Output a single figure: the number of lines in which the word "Pembayaran" appears.

--------

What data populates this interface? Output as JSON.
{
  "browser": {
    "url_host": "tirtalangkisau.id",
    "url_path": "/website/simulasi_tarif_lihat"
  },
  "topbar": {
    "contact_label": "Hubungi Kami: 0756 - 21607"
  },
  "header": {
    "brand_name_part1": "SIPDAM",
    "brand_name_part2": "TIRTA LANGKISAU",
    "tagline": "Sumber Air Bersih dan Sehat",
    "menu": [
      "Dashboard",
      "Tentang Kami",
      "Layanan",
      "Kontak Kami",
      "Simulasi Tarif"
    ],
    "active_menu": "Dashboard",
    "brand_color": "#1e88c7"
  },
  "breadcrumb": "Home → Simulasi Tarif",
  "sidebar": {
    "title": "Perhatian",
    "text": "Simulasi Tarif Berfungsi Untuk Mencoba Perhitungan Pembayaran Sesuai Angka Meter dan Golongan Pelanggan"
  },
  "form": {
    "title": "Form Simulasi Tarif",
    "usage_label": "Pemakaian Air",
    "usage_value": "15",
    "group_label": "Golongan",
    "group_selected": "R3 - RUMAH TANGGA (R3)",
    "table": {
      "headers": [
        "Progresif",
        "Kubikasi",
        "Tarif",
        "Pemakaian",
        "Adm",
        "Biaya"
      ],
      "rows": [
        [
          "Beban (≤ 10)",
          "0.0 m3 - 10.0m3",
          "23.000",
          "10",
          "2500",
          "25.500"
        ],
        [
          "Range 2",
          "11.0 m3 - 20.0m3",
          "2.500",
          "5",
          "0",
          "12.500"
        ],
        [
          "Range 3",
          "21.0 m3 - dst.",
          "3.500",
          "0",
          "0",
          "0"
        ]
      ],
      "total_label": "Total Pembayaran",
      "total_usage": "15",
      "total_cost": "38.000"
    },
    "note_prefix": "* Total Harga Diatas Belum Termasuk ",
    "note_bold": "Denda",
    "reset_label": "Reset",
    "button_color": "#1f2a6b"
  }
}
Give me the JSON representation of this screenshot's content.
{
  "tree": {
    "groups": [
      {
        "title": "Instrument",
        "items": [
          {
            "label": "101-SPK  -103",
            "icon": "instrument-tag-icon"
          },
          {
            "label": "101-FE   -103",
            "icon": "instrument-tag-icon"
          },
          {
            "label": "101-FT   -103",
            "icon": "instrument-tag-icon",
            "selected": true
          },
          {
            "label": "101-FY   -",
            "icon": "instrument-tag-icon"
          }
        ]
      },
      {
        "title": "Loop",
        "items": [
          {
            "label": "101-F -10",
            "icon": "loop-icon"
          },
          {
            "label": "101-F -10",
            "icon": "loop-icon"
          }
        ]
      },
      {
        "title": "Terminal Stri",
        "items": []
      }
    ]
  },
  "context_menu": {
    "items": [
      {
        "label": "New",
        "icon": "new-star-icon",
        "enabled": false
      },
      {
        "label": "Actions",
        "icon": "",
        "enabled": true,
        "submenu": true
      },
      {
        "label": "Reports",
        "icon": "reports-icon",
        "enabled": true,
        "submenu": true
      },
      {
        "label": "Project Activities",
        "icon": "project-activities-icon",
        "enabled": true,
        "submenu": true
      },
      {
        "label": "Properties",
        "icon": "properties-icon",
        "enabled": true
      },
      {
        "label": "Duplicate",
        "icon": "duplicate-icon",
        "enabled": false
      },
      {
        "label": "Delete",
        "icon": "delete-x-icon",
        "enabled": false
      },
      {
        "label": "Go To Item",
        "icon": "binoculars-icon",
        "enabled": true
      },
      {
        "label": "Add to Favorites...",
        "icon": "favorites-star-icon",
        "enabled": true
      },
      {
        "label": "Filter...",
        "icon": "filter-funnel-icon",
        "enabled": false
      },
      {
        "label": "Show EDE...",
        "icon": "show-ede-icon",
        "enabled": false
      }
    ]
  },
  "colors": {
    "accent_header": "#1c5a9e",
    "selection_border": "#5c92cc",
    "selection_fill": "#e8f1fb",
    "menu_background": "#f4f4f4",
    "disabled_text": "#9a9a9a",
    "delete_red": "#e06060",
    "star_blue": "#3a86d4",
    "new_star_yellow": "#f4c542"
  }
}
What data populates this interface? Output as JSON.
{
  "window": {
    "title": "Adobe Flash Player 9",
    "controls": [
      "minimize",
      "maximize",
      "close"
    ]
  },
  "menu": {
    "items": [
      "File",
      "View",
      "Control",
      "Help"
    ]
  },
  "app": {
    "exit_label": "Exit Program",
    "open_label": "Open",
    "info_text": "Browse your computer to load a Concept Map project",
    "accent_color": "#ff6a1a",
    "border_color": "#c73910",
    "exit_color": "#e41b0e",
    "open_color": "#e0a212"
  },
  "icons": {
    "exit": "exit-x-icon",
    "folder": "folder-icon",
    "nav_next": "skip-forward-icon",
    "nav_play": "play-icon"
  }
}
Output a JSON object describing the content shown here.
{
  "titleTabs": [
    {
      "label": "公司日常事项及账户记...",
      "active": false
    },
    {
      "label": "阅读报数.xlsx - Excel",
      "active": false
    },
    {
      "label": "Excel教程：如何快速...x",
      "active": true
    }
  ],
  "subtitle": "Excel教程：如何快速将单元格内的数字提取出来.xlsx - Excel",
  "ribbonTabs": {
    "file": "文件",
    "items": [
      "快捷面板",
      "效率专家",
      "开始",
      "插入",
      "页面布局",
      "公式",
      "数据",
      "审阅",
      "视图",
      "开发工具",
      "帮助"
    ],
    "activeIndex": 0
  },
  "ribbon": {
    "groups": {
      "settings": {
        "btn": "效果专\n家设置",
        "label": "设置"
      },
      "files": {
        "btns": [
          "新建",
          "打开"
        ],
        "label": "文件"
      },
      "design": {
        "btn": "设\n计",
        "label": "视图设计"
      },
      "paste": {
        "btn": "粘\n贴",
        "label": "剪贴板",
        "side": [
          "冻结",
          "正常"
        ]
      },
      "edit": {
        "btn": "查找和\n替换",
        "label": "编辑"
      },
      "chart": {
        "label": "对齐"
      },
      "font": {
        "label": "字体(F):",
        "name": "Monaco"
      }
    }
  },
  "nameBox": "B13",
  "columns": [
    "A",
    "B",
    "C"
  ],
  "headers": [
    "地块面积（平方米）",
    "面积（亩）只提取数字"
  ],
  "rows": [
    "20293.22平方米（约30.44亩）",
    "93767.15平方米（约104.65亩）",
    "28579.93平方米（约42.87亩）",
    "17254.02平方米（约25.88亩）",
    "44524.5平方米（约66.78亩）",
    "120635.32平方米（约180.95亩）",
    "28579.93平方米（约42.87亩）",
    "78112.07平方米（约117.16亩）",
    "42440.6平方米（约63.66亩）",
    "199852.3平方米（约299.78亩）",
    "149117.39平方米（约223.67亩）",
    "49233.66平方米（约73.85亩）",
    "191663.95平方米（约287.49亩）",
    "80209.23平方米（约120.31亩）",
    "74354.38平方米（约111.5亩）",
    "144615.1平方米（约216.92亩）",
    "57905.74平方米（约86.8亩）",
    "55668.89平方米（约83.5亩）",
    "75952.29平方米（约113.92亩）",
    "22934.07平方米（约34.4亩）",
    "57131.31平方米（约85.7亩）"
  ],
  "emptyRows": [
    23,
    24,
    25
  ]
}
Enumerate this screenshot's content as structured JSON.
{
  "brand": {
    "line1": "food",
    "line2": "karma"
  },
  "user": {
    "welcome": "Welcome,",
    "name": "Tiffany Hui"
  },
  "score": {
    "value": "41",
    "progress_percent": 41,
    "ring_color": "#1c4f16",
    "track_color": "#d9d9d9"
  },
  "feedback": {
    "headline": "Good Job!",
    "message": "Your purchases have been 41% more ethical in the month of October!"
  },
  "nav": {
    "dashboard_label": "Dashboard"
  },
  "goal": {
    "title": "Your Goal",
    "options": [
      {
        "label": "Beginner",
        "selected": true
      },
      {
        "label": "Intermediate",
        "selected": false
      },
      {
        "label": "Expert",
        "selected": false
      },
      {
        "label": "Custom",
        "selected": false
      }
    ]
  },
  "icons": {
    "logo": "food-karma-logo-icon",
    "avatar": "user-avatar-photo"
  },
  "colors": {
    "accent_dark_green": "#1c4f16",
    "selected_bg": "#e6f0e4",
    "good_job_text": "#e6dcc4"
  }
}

--------

## Written response
2